→ Goal: Write out all of the entries exactly as given.

++++++++++

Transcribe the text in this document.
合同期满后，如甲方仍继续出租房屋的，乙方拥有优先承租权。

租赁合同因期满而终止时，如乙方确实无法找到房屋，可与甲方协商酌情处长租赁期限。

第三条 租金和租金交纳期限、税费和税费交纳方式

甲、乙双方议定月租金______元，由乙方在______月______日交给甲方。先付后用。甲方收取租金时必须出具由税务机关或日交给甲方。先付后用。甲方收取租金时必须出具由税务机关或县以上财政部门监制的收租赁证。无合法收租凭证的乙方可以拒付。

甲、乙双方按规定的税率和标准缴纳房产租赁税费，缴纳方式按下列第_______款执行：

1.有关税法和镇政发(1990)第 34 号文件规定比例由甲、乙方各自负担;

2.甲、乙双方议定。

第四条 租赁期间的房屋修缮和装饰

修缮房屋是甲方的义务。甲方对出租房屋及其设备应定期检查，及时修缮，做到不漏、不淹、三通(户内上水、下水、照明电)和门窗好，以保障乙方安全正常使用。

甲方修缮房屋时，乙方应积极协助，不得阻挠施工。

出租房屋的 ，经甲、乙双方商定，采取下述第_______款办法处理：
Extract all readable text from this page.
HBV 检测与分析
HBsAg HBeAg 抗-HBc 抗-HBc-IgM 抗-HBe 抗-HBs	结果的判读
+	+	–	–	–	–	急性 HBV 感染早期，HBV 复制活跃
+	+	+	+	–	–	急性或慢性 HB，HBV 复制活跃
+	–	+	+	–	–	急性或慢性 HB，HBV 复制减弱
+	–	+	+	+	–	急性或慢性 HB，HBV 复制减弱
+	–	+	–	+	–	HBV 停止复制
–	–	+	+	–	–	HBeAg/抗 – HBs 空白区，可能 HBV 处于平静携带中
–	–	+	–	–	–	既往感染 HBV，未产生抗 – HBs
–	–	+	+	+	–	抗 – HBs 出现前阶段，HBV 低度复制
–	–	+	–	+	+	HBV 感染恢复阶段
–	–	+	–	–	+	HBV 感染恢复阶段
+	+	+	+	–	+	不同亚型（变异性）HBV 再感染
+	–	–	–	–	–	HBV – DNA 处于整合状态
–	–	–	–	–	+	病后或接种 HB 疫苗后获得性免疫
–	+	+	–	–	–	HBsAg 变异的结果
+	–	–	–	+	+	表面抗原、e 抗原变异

++++++++++

→ Output of the task:
Transcribe the text in this document.
合同期满后，如甲方仍继续出租房屋的，乙方拥有优先承租权。

租赁合同因期满而终止时，如乙方确实无法找到房屋，可与甲方协商酌情处长租赁期限。

第三条 租金和租金交纳期限、税费和税费交纳方式

甲、乙双方议定月租金______元，由乙方在______月______日交给甲方。先付后用。甲方收取租金时必须出具由税务机关或日交给甲方。先付后用。甲方收取租金时必须出具由税务机关或县以上财政部门监制的收租赁证。无合法收租凭证的乙方可以拒付。

甲、乙双方按规定的税率和标准缴纳房产租赁税费，缴纳方式按下列第_______款执行：

1.有关税法和镇政发(1990)第 34 号文件规定比例由甲、乙方各自负担;

2.甲、乙双方议定。

第四条 租赁期间的房屋修缮和装饰

修缮房屋是甲方的义务。甲方对出租房屋及其设备应定期检查，及时修缮，做到不漏、不淹、三通(户内上水、下水、照明电)和门窗好，以保障乙方安全正常使用。

甲方修缮房屋时，乙方应积极协助，不得阻挠施工。

出租房屋的 ，经甲、乙双方商定，采取下述第_______款办法处理：
Extract all readable text from this page.
HBV 检测与分析
HBsAg HBeAg 抗-HBc 抗-HBc-IgM 抗-HBe 抗-HBs	结果的判读
+	+	–	–	–	–	急性 HBV 感染早期，HBV 复制活跃
+	+	+	+	–	–	急性或慢性 HB，HBV 复制活跃
+	–	+	+	–	–	急性或慢性 HB，HBV 复制减弱
+	–	+	+	+	–	急性或慢性 HB，HBV 复制减弱
+	–	+	–	+	–	HBV 停止复制
–	–	+	+	–	–	HBeAg/抗 – HBs 空白区，可能 HBV 处于平静携带中
–	–	+	–	–	–	既往感染 HBV，未产生抗 – HBs
–	–	+	+	+	–	抗 – HBs 出现前阶段，HBV 低度复制
–	–	+	–	+	+	HBV 感染恢复阶段
–	–	+	–	–	+	HBV 感染恢复阶段
+	+	+	+	–	+	不同亚型（变异性）HBV 再感染
+	–	–	–	–	–	HBV – DNA 处于整合状态
–	–	–	–	–	+	病后或接种 HB 疫苗后获得性免疫
–	+	+	–	–	–	HBsAg 变异的结果
+	–	–	–	+	+	表面抗原、e 抗原变异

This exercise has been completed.